--- start Provided data ---
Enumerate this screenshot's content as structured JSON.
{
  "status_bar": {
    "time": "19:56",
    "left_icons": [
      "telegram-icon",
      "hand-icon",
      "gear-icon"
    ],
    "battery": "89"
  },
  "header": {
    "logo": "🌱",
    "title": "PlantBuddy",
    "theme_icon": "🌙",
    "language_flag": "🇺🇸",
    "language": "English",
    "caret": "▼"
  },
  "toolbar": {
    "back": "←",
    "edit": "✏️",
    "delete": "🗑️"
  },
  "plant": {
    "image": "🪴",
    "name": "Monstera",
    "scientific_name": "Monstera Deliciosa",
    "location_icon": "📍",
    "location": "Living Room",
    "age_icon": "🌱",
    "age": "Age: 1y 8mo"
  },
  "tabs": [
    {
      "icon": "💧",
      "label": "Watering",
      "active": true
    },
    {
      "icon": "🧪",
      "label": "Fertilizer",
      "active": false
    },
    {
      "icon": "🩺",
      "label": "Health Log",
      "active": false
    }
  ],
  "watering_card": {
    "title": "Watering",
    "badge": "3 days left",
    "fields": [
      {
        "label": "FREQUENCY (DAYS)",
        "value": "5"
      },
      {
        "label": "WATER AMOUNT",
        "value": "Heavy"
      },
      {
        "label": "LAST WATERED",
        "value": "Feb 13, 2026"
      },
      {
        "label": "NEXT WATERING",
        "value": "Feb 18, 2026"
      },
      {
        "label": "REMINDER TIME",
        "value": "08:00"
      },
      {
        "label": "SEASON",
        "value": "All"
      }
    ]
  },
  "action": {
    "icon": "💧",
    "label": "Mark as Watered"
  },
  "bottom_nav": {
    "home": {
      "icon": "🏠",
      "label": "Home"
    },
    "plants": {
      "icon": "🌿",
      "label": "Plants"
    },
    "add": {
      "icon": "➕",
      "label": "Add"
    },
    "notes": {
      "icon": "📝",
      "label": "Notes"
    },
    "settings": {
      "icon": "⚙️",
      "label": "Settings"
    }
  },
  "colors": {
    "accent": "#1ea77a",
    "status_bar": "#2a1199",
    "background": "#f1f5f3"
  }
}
--- end Provided data ---
To be done: Please reproduce each line exactly as written.

The result:
Enumerate this screenshot's content as structured JSON.
{
  "status_bar": {
    "time": "19:56",
    "left_icons": [
      "telegram-icon",
      "hand-icon",
      "gear-icon"
    ],
    "battery": "89"
  },
  "header": {
    "logo": "🌱",
    "title": "PlantBuddy",
    "theme_icon": "🌙",
    "language_flag": "🇺🇸",
    "language": "English",
    "caret": "▼"
  },
  "toolbar": {
    "back": "←",
    "edit": "✏️",
    "delete": "🗑️"
  },
  "plant": {
    "image": "🪴",
    "name": "Monstera",
    "scientific_name": "Monstera Deliciosa",
    "location_icon": "📍",
    "location": "Living Room",
    "age_icon": "🌱",
    "age": "Age: 1y 8mo"
  },
  "tabs": [
    {
      "icon": "💧",
      "label": "Watering",
      "active": true
    },
    {
      "icon": "🧪",
      "label": "Fertilizer",
      "active": false
    },
    {
      "icon": "🩺",
      "label": "Health Log",
      "active": false
    }
  ],
  "watering_card": {
    "title": "Watering",
    "badge": "3 days left",
    "fields": [
      {
        "label": "FREQUENCY (DAYS)",
        "value": "5"
      },
      {
        "label": "WATER AMOUNT",
        "value": "Heavy"
      },
      {
        "label": "LAST WATERED",
        "value": "Feb 13, 2026"
      },
      {
        "label": "NEXT WATERING",
        "value": "Feb 18, 2026"
      },
      {
        "label": "REMINDER TIME",
        "value": "08:00"
      },
      {
        "label": "SEASON",
        "value": "All"
      }
    ]
  },
  "action": {
    "icon": "💧",
    "label": "Mark as Watered"
  },
  "bottom_nav": {
    "home": {
      "icon": "🏠",
      "label": "Home"
    },
    "plants": {
      "icon": "🌿",
      "label": "Plants"
    },
    "add": {
      "icon": "➕",
      "label": "Add"
    },
    "notes": {
      "icon": "📝",
      "label": "Notes"
    },
    "settings": {
      "icon": "⚙️",
      "label": "Settings"
    }
  },
  "colors": {
    "accent": "#1ea77a",
    "status_bar": "#2a1199",
    "background": "#f1f5f3"
  }
}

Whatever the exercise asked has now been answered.